-- START EXCERPT TO READ --

I think that, eco-wise, car travel is the single biggest disadvantage to living in a rural place as we do. You city dwellers, who can walk and take the bus, are of course slashing your impact in a major way compared to those of us who have to drive for every little thing (except recreational strolling). The best we can do is be judicious about our trips to town, arranging our schedules in such a way as to minimize the back-and-forth.

Actually, there is another step we can take, and that is to extend the life of our vehicles as much as possible. The key here is to have at least one family member who is willing and able to work on cars. That would be my husband, who has been known to change a fuel pump on the way to a concert in Richmond (that included buying a new pump–and he made it to the show on time!). As the line from Ghostbusters has it, he’s got the tools and he’s got the talent.

Numbers don’t lie.

Besides the obvious financial savings, being able to fix cars at home has another huge advantage: We’re not nearly as prone to giving up on them when they have minor problems. A car needs new strut mounts? Weird rattling noise coming from the engine compartment? Heater’s not working? In every case, Mr. Green Scene’s answer is to spend some of his own time rather than submitting to the mercy of a garage. And thus we are far less likely to end up junking a car that’s "too expensive" to keep on the road.

I know not everyone is interested in being a D.I.Y. mechanic, but there are lots of other things in life that need fixing (clothes, tools, furniture…), and I think it’s smart to be knowledgeable about at least one or two of them.

What do you fix yourself, thus saving it from being discarded?

-- END EXCERPT TO READ --

- **CHALLENGES**
1/ In the passage on rural driving, which other things besides cars does the writer list as needing fixing?
2/ Restate the passage on rural driving word for word, beginning at the words "I know not everyone" and stopping after "two of them.".

-- START DATA PROVIDED --

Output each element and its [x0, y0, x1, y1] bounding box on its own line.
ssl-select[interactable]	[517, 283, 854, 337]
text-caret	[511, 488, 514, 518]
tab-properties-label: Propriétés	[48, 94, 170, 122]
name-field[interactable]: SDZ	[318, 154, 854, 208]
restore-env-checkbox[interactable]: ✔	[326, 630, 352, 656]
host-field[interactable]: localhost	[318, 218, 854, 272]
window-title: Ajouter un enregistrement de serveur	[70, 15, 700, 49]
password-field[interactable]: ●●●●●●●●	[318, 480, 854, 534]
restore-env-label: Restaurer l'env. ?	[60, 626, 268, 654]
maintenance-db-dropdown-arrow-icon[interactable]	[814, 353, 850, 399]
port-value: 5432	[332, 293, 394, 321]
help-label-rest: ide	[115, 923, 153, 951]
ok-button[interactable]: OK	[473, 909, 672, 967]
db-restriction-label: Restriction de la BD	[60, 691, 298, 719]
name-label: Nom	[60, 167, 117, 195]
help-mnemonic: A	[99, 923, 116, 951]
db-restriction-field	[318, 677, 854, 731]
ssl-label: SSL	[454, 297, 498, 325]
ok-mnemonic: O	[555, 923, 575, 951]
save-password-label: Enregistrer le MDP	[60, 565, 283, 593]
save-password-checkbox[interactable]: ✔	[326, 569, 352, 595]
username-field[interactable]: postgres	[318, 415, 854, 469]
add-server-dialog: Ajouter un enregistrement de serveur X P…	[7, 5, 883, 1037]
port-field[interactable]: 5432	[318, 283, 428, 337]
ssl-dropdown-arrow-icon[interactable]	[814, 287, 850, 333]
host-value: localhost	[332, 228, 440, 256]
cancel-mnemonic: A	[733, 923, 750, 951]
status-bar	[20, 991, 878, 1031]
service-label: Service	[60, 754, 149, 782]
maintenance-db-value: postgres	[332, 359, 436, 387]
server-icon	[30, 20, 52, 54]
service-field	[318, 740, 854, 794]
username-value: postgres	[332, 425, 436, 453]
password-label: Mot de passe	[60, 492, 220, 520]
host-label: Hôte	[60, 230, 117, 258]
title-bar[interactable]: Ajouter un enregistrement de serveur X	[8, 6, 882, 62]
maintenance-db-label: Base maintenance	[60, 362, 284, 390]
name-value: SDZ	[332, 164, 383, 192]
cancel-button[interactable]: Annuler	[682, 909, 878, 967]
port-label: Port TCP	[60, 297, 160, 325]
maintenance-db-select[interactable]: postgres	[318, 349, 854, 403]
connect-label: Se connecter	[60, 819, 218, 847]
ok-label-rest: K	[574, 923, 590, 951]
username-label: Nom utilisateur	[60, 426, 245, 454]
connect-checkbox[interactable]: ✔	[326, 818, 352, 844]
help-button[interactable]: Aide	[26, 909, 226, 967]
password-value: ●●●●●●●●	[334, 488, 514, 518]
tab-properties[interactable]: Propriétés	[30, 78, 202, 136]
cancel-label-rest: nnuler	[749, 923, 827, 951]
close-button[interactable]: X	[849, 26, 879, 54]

-- END DATA PROVIDED --

- **TASK RESULTS**
1/ Clothes, tools, furniture

2/
I know not everyone is interested in being a D.I.Y. mechanic, but there are lots of other things in life that need fixing (clothes, tools, furniture…), and I think it’s smart to be knowledgeable about at least one or two of them.